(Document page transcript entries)
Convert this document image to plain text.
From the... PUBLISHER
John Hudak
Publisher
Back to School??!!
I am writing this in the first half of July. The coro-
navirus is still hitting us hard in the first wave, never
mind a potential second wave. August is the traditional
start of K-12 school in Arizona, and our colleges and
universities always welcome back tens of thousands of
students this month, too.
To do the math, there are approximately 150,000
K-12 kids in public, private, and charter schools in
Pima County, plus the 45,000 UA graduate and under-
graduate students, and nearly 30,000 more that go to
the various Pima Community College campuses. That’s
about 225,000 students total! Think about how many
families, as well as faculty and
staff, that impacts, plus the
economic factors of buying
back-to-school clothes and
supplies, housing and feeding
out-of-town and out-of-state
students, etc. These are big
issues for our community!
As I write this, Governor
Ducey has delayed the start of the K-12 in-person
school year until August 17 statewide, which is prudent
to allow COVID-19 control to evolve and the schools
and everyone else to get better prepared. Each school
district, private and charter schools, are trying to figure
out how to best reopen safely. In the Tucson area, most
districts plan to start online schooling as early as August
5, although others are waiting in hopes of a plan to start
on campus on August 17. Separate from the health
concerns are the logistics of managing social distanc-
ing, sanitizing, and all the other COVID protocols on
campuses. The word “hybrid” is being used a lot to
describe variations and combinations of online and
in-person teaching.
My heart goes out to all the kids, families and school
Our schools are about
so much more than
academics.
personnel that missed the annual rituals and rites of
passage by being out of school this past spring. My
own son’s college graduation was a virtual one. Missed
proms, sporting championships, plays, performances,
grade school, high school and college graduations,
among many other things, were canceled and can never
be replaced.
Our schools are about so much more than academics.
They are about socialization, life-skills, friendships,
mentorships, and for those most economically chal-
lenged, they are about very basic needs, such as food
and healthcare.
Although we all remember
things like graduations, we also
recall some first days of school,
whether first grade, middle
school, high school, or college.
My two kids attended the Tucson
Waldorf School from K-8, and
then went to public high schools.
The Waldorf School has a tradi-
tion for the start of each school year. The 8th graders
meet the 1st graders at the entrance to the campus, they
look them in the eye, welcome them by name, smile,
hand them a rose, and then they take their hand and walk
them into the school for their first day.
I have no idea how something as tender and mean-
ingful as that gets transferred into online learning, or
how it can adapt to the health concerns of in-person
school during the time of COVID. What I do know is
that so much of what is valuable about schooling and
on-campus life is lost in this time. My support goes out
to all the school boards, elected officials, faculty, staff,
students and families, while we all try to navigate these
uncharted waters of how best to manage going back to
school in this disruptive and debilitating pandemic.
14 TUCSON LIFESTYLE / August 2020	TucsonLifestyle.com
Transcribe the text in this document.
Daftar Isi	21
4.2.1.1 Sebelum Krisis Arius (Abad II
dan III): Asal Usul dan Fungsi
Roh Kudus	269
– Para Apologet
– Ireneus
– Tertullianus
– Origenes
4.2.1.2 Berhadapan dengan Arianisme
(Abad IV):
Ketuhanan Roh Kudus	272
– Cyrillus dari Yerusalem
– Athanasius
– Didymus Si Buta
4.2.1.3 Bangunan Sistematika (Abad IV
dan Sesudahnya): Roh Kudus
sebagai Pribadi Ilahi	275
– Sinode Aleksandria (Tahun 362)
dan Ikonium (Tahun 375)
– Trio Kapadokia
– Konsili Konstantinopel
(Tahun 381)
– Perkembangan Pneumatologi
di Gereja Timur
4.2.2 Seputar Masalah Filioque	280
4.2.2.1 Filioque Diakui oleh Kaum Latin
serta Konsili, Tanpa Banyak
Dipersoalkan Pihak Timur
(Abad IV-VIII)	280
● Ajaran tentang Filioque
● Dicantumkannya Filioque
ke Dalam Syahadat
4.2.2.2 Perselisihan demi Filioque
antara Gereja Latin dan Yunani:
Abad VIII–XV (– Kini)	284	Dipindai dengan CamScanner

The problem
When the word "Pima" shows up in a line of the entries, report that line.

Result of the exercise
Pima County, plus the 45,000 UA graduate and under-
the various Pima Community College campuses. That’s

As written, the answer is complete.